* **Directive**
Lines containing the word "результатам" are to be located and copied.
┌──
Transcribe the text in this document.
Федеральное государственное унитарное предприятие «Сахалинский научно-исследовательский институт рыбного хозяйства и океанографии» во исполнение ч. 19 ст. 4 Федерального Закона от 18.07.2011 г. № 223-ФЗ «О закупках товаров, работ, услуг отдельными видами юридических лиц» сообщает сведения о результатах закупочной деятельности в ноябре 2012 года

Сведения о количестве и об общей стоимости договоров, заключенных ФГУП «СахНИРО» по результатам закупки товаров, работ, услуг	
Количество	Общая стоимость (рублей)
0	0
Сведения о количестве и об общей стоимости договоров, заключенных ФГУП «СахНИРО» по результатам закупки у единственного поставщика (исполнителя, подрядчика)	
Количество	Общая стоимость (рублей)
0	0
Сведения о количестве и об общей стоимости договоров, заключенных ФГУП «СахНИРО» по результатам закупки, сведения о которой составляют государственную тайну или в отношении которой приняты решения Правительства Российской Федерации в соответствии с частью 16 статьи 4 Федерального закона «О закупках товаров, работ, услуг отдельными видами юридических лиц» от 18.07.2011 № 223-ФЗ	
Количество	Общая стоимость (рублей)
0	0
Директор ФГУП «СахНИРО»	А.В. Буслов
└──
* **The output**
Сведения о количестве и об общей стоимости договоров, заключенных ФГУП «СахНИРО» по результатам закупки товаров, работ, услуг	
Сведения о количестве и об общей стоимости договоров, заключенных ФГУП «СахНИРО» по результатам закупки у единственного поставщика (исполнителя, подрядчика)	
Сведения о количестве и об общей стоимости договоров, заключенных ФГУП «СахНИРО» по результатам закупки, сведения о которой составляют государственную тайну или в отношении которой приняты решения Правительства Российской Федерации в соответствии с частью 16 статьи 4 Федерального закона «О закупках товаров, работ, услуг отдельными видами юридических лиц» от 18.07.2011 № 223-ФЗ	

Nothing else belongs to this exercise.